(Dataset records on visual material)
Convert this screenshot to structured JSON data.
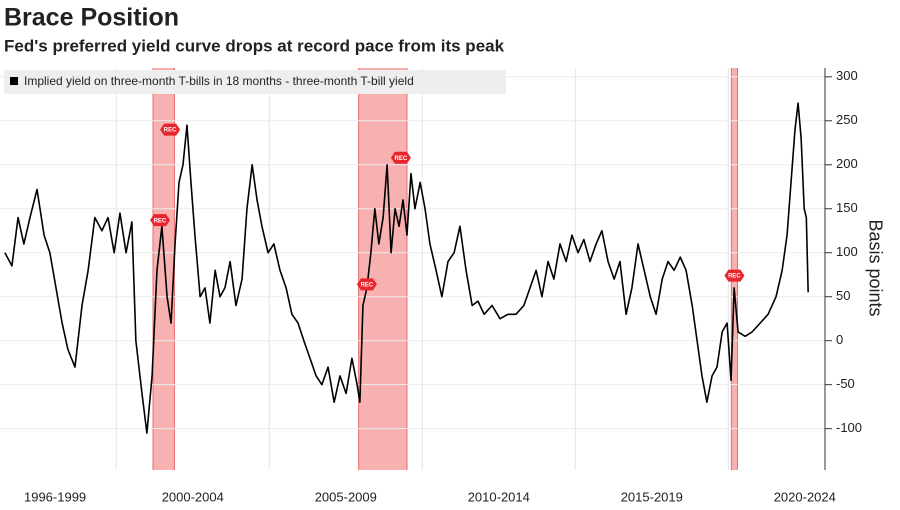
{
  "chart_data": {
    "type": "line",
    "title": "Brace Position",
    "subtitle": "Fed's preferred yield curve drops at record pace from its peak",
    "y_axis_label": "Basis points",
    "xlim": [
      1996.2,
      2023.16
    ],
    "xticks": [
      {
        "value": 1998,
        "label": "1996-1999"
      },
      {
        "value": 2002.5,
        "label": "2000-2004"
      },
      {
        "value": 2007.5,
        "label": "2005-2009"
      },
      {
        "value": 2012.5,
        "label": "2010-2014"
      },
      {
        "value": 2017.5,
        "label": "2015-2019"
      },
      {
        "value": 2022.5,
        "label": "2020-2024"
      }
    ],
    "xgrid": [
      2000,
      2005,
      2010,
      2015,
      2020
    ],
    "ylim": [
      -147,
      310
    ],
    "yticks": [
      -100,
      -50,
      0,
      50,
      100,
      150,
      200,
      250,
      300
    ],
    "grid": true,
    "recessions": [
      [
        2001.2,
        2001.9
      ],
      [
        2007.92,
        2009.5
      ],
      [
        2020.1,
        2020.3
      ]
    ],
    "recession_label": "REC",
    "recession_markers": [
      {
        "x": 2001.43,
        "y": 137
      },
      {
        "x": 2001.76,
        "y": 240
      },
      {
        "x": 2008.19,
        "y": 64
      },
      {
        "x": 2009.3,
        "y": 208
      },
      {
        "x": 2020.2,
        "y": 74
      }
    ],
    "x": [
      1996.36,
      1996.59,
      1996.79,
      1996.98,
      1997.18,
      1997.41,
      1997.64,
      1997.83,
      1998.03,
      1998.23,
      1998.42,
      1998.65,
      1998.88,
      1999.08,
      1999.3,
      1999.53,
      1999.73,
      1999.93,
      2000.12,
      2000.32,
      2000.51,
      2000.64,
      2000.84,
      2001.0,
      2001.17,
      2001.33,
      2001.49,
      2001.66,
      2001.79,
      2001.92,
      2002.05,
      2002.18,
      2002.31,
      2002.44,
      2002.57,
      2002.74,
      2002.9,
      2003.06,
      2003.23,
      2003.39,
      2003.55,
      2003.72,
      2003.91,
      2004.11,
      2004.27,
      2004.44,
      2004.6,
      2004.76,
      2004.96,
      2005.15,
      2005.35,
      2005.55,
      2005.74,
      2005.94,
      2006.13,
      2006.33,
      2006.53,
      2006.72,
      2006.92,
      2007.12,
      2007.31,
      2007.51,
      2007.7,
      2007.87,
      2007.96,
      2008.06,
      2008.19,
      2008.32,
      2008.45,
      2008.58,
      2008.72,
      2008.85,
      2008.98,
      2009.11,
      2009.24,
      2009.37,
      2009.5,
      2009.63,
      2009.76,
      2009.93,
      2010.09,
      2010.25,
      2010.45,
      2010.64,
      2010.84,
      2011.04,
      2011.23,
      2011.43,
      2011.63,
      2011.82,
      2012.02,
      2012.28,
      2012.54,
      2012.8,
      2013.06,
      2013.32,
      2013.52,
      2013.72,
      2013.91,
      2014.11,
      2014.3,
      2014.5,
      2014.7,
      2014.89,
      2015.09,
      2015.28,
      2015.48,
      2015.68,
      2015.87,
      2016.07,
      2016.27,
      2016.46,
      2016.66,
      2016.85,
      2017.05,
      2017.25,
      2017.45,
      2017.64,
      2017.84,
      2018.03,
      2018.23,
      2018.43,
      2018.62,
      2018.82,
      2018.98,
      2019.14,
      2019.3,
      2019.47,
      2019.63,
      2019.8,
      2019.96,
      2020.09,
      2020.19,
      2020.32,
      2020.55,
      2020.78,
      2021.04,
      2021.3,
      2021.56,
      2021.76,
      2021.92,
      2022.05,
      2022.18,
      2022.28,
      2022.38,
      2022.48,
      2022.55,
      2022.61
    ],
    "series": [
      {
        "name": "Implied yield on three-month T-bills in 18 months - three-month T-bill yield",
        "color": "#000000",
        "values": [
          100,
          85,
          140,
          110,
          140,
          172,
          120,
          100,
          60,
          20,
          -10,
          -30,
          40,
          80,
          140,
          125,
          140,
          100,
          145,
          100,
          135,
          0,
          -60,
          -105,
          -40,
          80,
          130,
          50,
          20,
          110,
          180,
          200,
          245,
          180,
          120,
          50,
          60,
          20,
          80,
          50,
          60,
          90,
          40,
          70,
          150,
          200,
          160,
          130,
          100,
          110,
          80,
          60,
          30,
          20,
          0,
          -20,
          -40,
          -50,
          -30,
          -70,
          -40,
          -60,
          -20,
          -50,
          -70,
          40,
          60,
          100,
          150,
          110,
          140,
          200,
          100,
          150,
          130,
          160,
          120,
          190,
          150,
          180,
          150,
          110,
          80,
          50,
          90,
          100,
          130,
          80,
          40,
          45,
          30,
          40,
          25,
          30,
          30,
          40,
          60,
          80,
          50,
          90,
          70,
          110,
          90,
          120,
          100,
          115,
          90,
          110,
          125,
          90,
          70,
          90,
          30,
          60,
          110,
          80,
          50,
          30,
          70,
          90,
          80,
          95,
          80,
          40,
          0,
          -40,
          -70,
          -40,
          -30,
          10,
          20,
          -45,
          60,
          10,
          5,
          10,
          20,
          30,
          50,
          80,
          120,
          180,
          240,
          270,
          230,
          150,
          140,
          55
        ]
      }
    ]
  }
}
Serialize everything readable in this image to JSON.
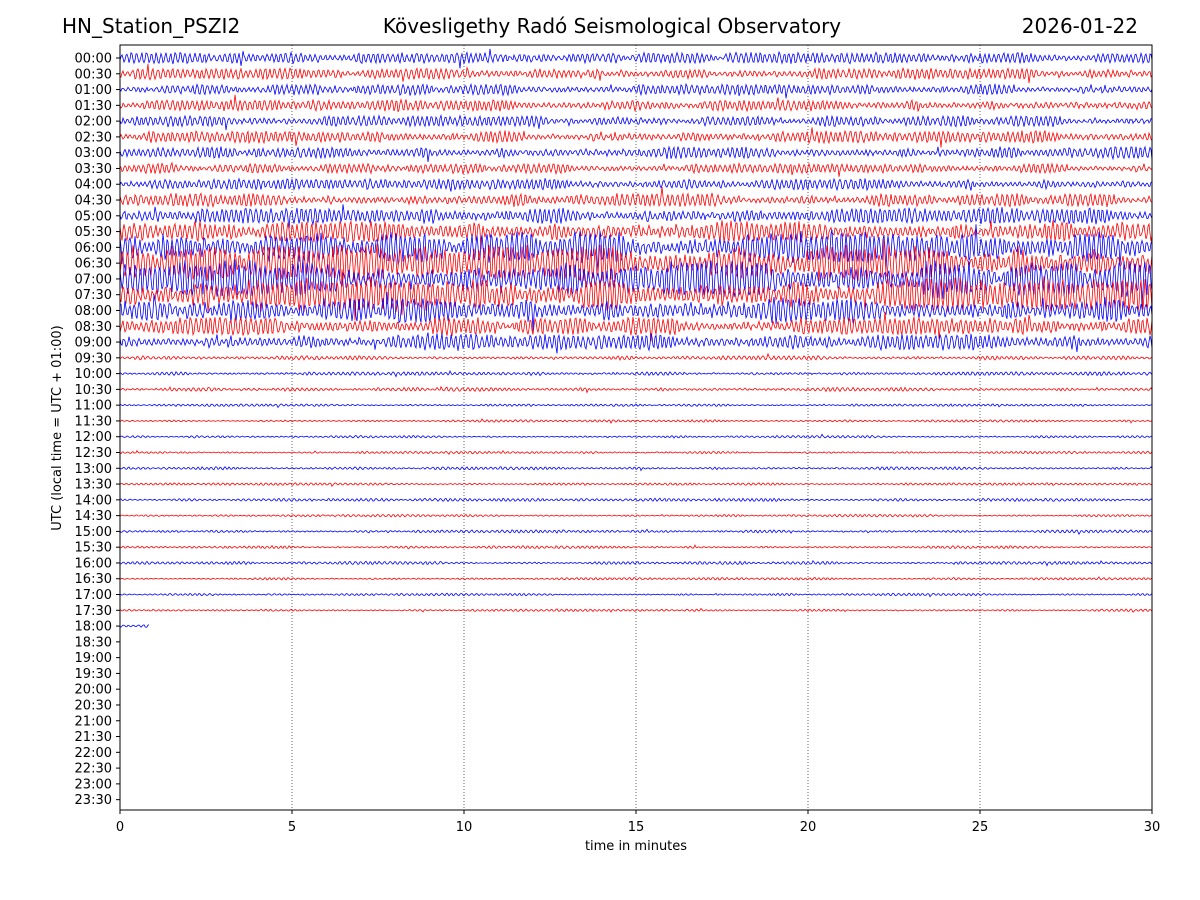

• [PROBLEM REQUIREMENTS]:
Write out the listing above exactly as it stands, pictures excluded.

• [OUTPUT FOR THIS TASK]:
Convert this screenshot to structured JSON data.
{
  "chart_data": {
    "type": "line",
    "title": "Brace Position",
    "subtitle": "Fed's preferred yield curve drops at record pace from its peak",
    "y_axis_label": "Basis points",
    "xlim": [
      1996.2,
      2023.16
    ],
    "xticks": [
      {
        "value": 1998,
        "label": "1996-1999"
      },
      {
        "value": 2002.5,
        "label": "2000-2004"
      },
      {
        "value": 2007.5,
        "label": "2005-2009"
      },
      {
        "value": 2012.5,
        "label": "2010-2014"
      },
      {
        "value": 2017.5,
        "label": "2015-2019"
      },
      {
        "value": 2022.5,
        "label": "2020-2024"
      }
    ],
    "xgrid": [
      2000,
      2005,
      2010,
      2015,
      2020
    ],
    "ylim": [
      -147,
      310
    ],
    "yticks": [
      -100,
      -50,
      0,
      50,
      100,
      150,
      200,
      250,
      300
    ],
    "grid": true,
    "recessions": [
      [
        2001.2,
        2001.9
      ],
      [
        2007.92,
        2009.5
      ],
      [
        2020.1,
        2020.3
      ]
    ],
    "recession_label": "REC",
    "recession_markers": [
      {
        "x": 2001.43,
        "y": 137
      },
      {
        "x": 2001.76,
        "y": 240
      },
      {
        "x": 2008.19,
        "y": 64
      },
      {
        "x": 2009.3,
        "y": 208
      },
      {
        "x": 2020.2,
        "y": 74
      }
    ],
    "x": [
      1996.36,
      1996.59,
      1996.79,
      1996.98,
      1997.18,
      1997.41,
      1997.64,
      1997.83,
      1998.03,
      1998.23,
      1998.42,
      1998.65,
      1998.88,
      1999.08,
      1999.3,
      1999.53,
      1999.73,
      1999.93,
      2000.12,
      2000.32,
      2000.51,
      2000.64,
      2000.84,
      2001.0,
      2001.17,
      2001.33,
      2001.49,
      2001.66,
      2001.79,
      2001.92,
      2002.05,
      2002.18,
      2002.31,
      2002.44,
      2002.57,
      2002.74,
      2002.9,
      2003.06,
      2003.23,
      2003.39,
      2003.55,
      2003.72,
      2003.91,
      2004.11,
      2004.27,
      2004.44,
      2004.6,
      2004.76,
      2004.96,
      2005.15,
      2005.35,
      2005.55,
      2005.74,
      2005.94,
      2006.13,
      2006.33,
      2006.53,
      2006.72,
      2006.92,
      2007.12,
      2007.31,
      2007.51,
      2007.7,
      2007.87,
      2007.96,
      2008.06,
      2008.19,
      2008.32,
      2008.45,
      2008.58,
      2008.72,
      2008.85,
      2008.98,
      2009.11,
      2009.24,
      2009.37,
      2009.5,
      2009.63,
      2009.76,
      2009.93,
      2010.09,
      2010.25,
      2010.45,
      2010.64,
      2010.84,
      2011.04,
      2011.23,
      2011.43,
      2011.63,
      2011.82,
      2012.02,
      2012.28,
      2012.54,
      2012.8,
      2013.06,
      2013.32,
      2013.52,
      2013.72,
      2013.91,
      2014.11,
      2014.3,
      2014.5,
      2014.7,
      2014.89,
      2015.09,
      2015.28,
      2015.48,
      2015.68,
      2015.87,
      2016.07,
      2016.27,
      2016.46,
      2016.66,
      2016.85,
      2017.05,
      2017.25,
      2017.45,
      2017.64,
      2017.84,
      2018.03,
      2018.23,
      2018.43,
      2018.62,
      2018.82,
      2018.98,
      2019.14,
      2019.3,
      2019.47,
      2019.63,
      2019.8,
      2019.96,
      2020.09,
      2020.19,
      2020.32,
      2020.55,
      2020.78,
      2021.04,
      2021.3,
      2021.56,
      2021.76,
      2021.92,
      2022.05,
      2022.18,
      2022.28,
      2022.38,
      2022.48,
      2022.55,
      2022.61
    ],
    "series": [
      {
        "name": "Implied yield on three-month T-bills in 18 months - three-month T-bill yield",
        "color": "#000000",
        "values": [
          100,
          85,
          140,
          110,
          140,
          172,
          120,
          100,
          60,
          20,
          -10,
          -30,
          40,
          80,
          140,
          125,
          140,
          100,
          145,
          100,
          135,
          0,
          -60,
          -105,
          -40,
          80,
          130,
          50,
          20,
          110,
          180,
          200,
          245,
          180,
          120,
          50,
          60,
          20,
          80,
          50,
          60,
          90,
          40,
          70,
          150,
          200,
          160,
          130,
          100,
          110,
          80,
          60,
          30,
          20,
          0,
          -20,
          -40,
          -50,
          -30,
          -70,
          -40,
          -60,
          -20,
          -50,
          -70,
          40,
          60,
          100,
          150,
          110,
          140,
          200,
          100,
          150,
          130,
          160,
          120,
          190,
          150,
          180,
          150,
          110,
          80,
          50,
          90,
          100,
          130,
          80,
          40,
          45,
          30,
          40,
          25,
          30,
          30,
          40,
          60,
          80,
          50,
          90,
          70,
          110,
          90,
          120,
          100,
          115,
          90,
          110,
          125,
          90,
          70,
          90,
          30,
          60,
          110,
          80,
          50,
          30,
          70,
          90,
          80,
          95,
          80,
          40,
          0,
          -40,
          -70,
          -40,
          -30,
          10,
          20,
          -45,
          60,
          10,
          5,
          10,
          20,
          30,
          50,
          80,
          120,
          180,
          240,
          270,
          230,
          150,
          140,
          55
        ]
      }
    ]
  }
}
Serialize everything readable in this image to JSON.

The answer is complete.